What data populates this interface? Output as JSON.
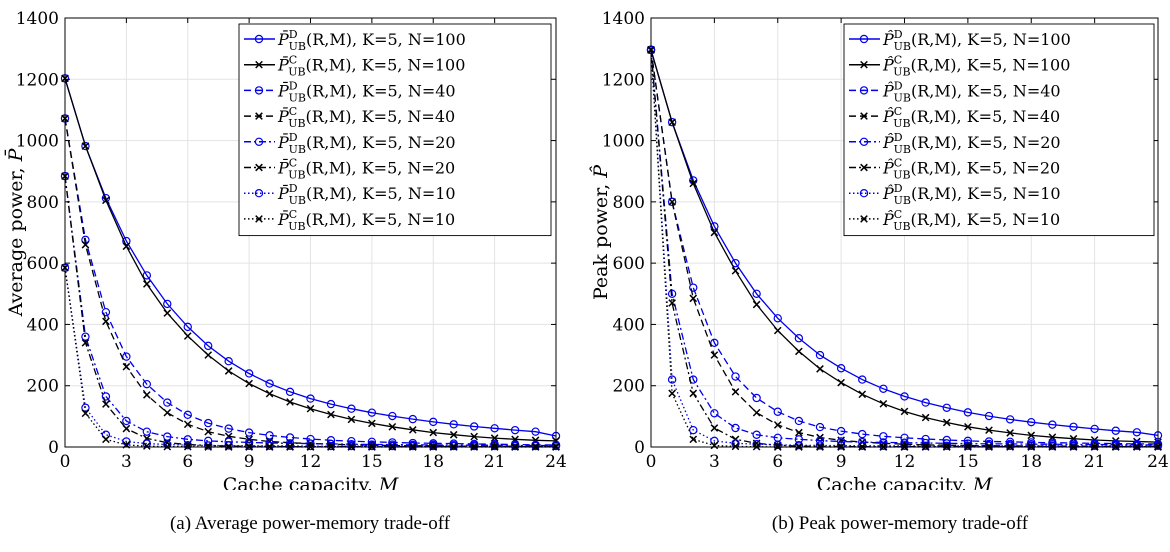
{
  "figures": [
    {
      "caption": "(a) Average power-memory trade-off",
      "chart_data": {
        "type": "line",
        "xlabel": "Cache capacity, M",
        "ylabel": "Average power, P̄",
        "xlim": [
          0,
          24
        ],
        "ylim": [
          0,
          1400
        ],
        "xticks": [
          0,
          3,
          6,
          9,
          12,
          15,
          18,
          21,
          24
        ],
        "yticks": [
          0,
          200,
          400,
          600,
          800,
          1000,
          1200,
          1400
        ],
        "grid": true,
        "legend_position": "top-right",
        "x": [
          0,
          1,
          2,
          3,
          4,
          5,
          6,
          7,
          8,
          9,
          10,
          11,
          12,
          13,
          14,
          15,
          16,
          17,
          18,
          19,
          20,
          21,
          22,
          23,
          24
        ],
        "series": [
          {
            "name": "P̄_UB^D(R,M), K=5, N=100",
            "color": "#0000ee",
            "marker": "circle",
            "dash": "solid",
            "values": [
              1203,
              982,
              812,
              672,
              560,
              467,
              392,
              330,
              280,
              240,
              207,
              180,
              158,
              140,
              125,
              112,
              101,
              91,
              82,
              74,
              67,
              61,
              55,
              50,
              36
            ]
          },
          {
            "name": "P̄_UB^C(R,M), K=5, N=100",
            "color": "#000000",
            "marker": "x",
            "dash": "solid",
            "values": [
              1203,
              982,
              805,
              655,
              532,
              437,
              362,
              300,
              248,
              207,
              174,
              147,
              125,
              106,
              90,
              77,
              66,
              56,
              47,
              40,
              34,
              29,
              25,
              22,
              20
            ]
          },
          {
            "name": "P̄_UB^D(R,M), K=5, N=40",
            "color": "#0000ee",
            "marker": "circle",
            "dash": "dashed",
            "values": [
              1072,
              676,
              440,
              295,
              205,
              145,
              105,
              78,
              60,
              47,
              38,
              31,
              26,
              22,
              19,
              17,
              15,
              13,
              12,
              11,
              10,
              9,
              8,
              7,
              7
            ]
          },
          {
            "name": "P̄_UB^C(R,M), K=5, N=40",
            "color": "#000000",
            "marker": "x",
            "dash": "dashed",
            "values": [
              1072,
              660,
              410,
              262,
              170,
              112,
              74,
              50,
              35,
              25,
              18,
              14,
              11,
              9,
              7,
              6,
              5,
              4,
              4,
              3,
              3,
              3,
              2,
              2,
              2
            ]
          },
          {
            "name": "P̄_UB^D(R,M), K=5, N=20",
            "color": "#0000ee",
            "marker": "circle",
            "dash": "dashdot",
            "values": [
              884,
              360,
              165,
              85,
              50,
              34,
              25,
              20,
              17,
              15,
              13,
              12,
              11,
              10,
              9,
              8,
              8,
              7,
              7,
              6,
              6,
              6,
              5,
              5,
              5
            ]
          },
          {
            "name": "P̄_UB^C(R,M), K=5, N=20",
            "color": "#000000",
            "marker": "x",
            "dash": "dashdot",
            "values": [
              884,
              340,
              140,
              60,
              28,
              14,
              8,
              5,
              3,
              2,
              2,
              1,
              1,
              1,
              1,
              1,
              1,
              1,
              1,
              1,
              1,
              1,
              1,
              1,
              1
            ]
          },
          {
            "name": "P̄_UB^D(R,M), K=5, N=10",
            "color": "#0000ee",
            "marker": "circle",
            "dash": "dotted",
            "values": [
              585,
              128,
              40,
              18,
              11,
              8,
              6,
              5,
              5,
              4,
              4,
              4,
              3,
              3,
              3,
              3,
              3,
              3,
              3,
              3,
              3,
              3,
              3,
              3,
              3
            ]
          },
          {
            "name": "P̄_UB^C(R,M), K=5, N=10",
            "color": "#000000",
            "marker": "x",
            "dash": "dotted",
            "values": [
              585,
              110,
              25,
              7,
              3,
              1,
              1,
              0,
              0,
              0,
              0,
              0,
              0,
              0,
              0,
              0,
              0,
              0,
              0,
              0,
              0,
              0,
              0,
              0,
              0
            ]
          }
        ]
      }
    },
    {
      "caption": "(b) Peak power-memory trade-off",
      "chart_data": {
        "type": "line",
        "xlabel": "Cache capacity, M",
        "ylabel": "Peak power, P̂",
        "xlim": [
          0,
          24
        ],
        "ylim": [
          0,
          1400
        ],
        "xticks": [
          0,
          3,
          6,
          9,
          12,
          15,
          18,
          21,
          24
        ],
        "yticks": [
          0,
          200,
          400,
          600,
          800,
          1000,
          1200,
          1400
        ],
        "grid": true,
        "legend_position": "top-right",
        "x": [
          0,
          1,
          2,
          3,
          4,
          5,
          6,
          7,
          8,
          9,
          10,
          11,
          12,
          13,
          14,
          15,
          16,
          17,
          18,
          19,
          20,
          21,
          22,
          23,
          24
        ],
        "series": [
          {
            "name": "P̂_UB^D(R,M), K=5, N=100",
            "color": "#0000ee",
            "marker": "circle",
            "dash": "solid",
            "values": [
              1296,
              1060,
              870,
              720,
              600,
              500,
              420,
              355,
              300,
              257,
              220,
              190,
              165,
              145,
              128,
              113,
              101,
              90,
              81,
              73,
              66,
              59,
              53,
              48,
              38
            ]
          },
          {
            "name": "P̂_UB^C(R,M), K=5, N=100",
            "color": "#000000",
            "marker": "x",
            "dash": "solid",
            "values": [
              1296,
              1060,
              860,
              700,
              575,
              465,
              380,
              312,
              255,
              210,
              172,
              141,
              116,
              96,
              80,
              66,
              55,
              46,
              38,
              32,
              27,
              23,
              20,
              18,
              16
            ]
          },
          {
            "name": "P̂_UB^D(R,M), K=5, N=40",
            "color": "#0000ee",
            "marker": "circle",
            "dash": "dashed",
            "values": [
              1296,
              800,
              520,
              340,
              230,
              160,
              115,
              85,
              65,
              52,
              42,
              35,
              30,
              26,
              23,
              20,
              18,
              17,
              15,
              14,
              13,
              12,
              11,
              10,
              10
            ]
          },
          {
            "name": "P̂_UB^C(R,M), K=5, N=40",
            "color": "#000000",
            "marker": "x",
            "dash": "dashed",
            "values": [
              1296,
              800,
              485,
              300,
              180,
              112,
              72,
              47,
              31,
              22,
              16,
              12,
              9,
              7,
              6,
              5,
              4,
              4,
              3,
              3,
              3,
              2,
              2,
              2,
              2
            ]
          },
          {
            "name": "P̂_UB^D(R,M), K=5, N=20",
            "color": "#0000ee",
            "marker": "circle",
            "dash": "dashdot",
            "values": [
              1296,
              500,
              220,
              110,
              62,
              40,
              30,
              25,
              21,
              18,
              16,
              15,
              14,
              13,
              12,
              11,
              10,
              10,
              9,
              9,
              8,
              8,
              8,
              7,
              7
            ]
          },
          {
            "name": "P̂_UB^C(R,M), K=5, N=20",
            "color": "#000000",
            "marker": "x",
            "dash": "dashdot",
            "values": [
              1296,
              470,
              175,
              62,
              25,
              12,
              6,
              3,
              2,
              2,
              1,
              1,
              1,
              1,
              1,
              1,
              1,
              1,
              1,
              1,
              1,
              1,
              1,
              1,
              1
            ]
          },
          {
            "name": "P̂_UB^D(R,M), K=5, N=10",
            "color": "#0000ee",
            "marker": "circle",
            "dash": "dotted",
            "values": [
              1296,
              220,
              55,
              20,
              12,
              9,
              7,
              6,
              5,
              5,
              4,
              4,
              4,
              4,
              4,
              4,
              4,
              4,
              4,
              4,
              4,
              4,
              4,
              4,
              4
            ]
          },
          {
            "name": "P̂_UB^C(R,M), K=5, N=10",
            "color": "#000000",
            "marker": "x",
            "dash": "dotted",
            "values": [
              1296,
              175,
              25,
              5,
              2,
              1,
              0,
              0,
              0,
              0,
              0,
              0,
              0,
              0,
              0,
              0,
              0,
              0,
              0,
              0,
              0,
              0,
              0,
              0,
              0
            ]
          }
        ]
      }
    }
  ]
}
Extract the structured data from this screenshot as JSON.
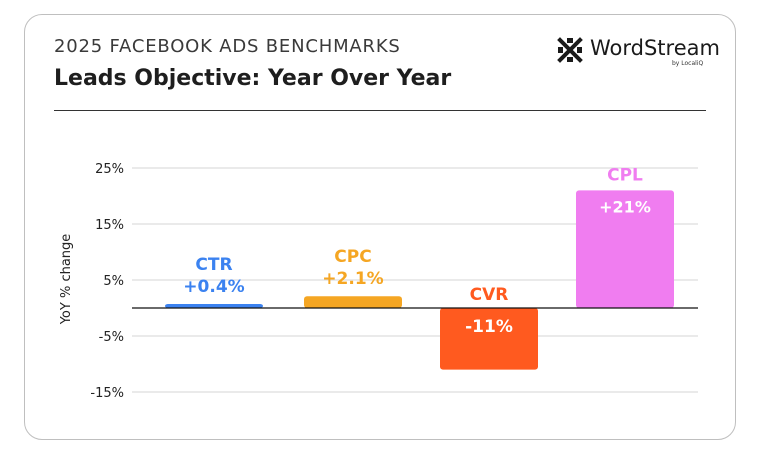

_Task description_
How many lines in the listing above contain the string "power"? Answer with the number only.

_Task result_
4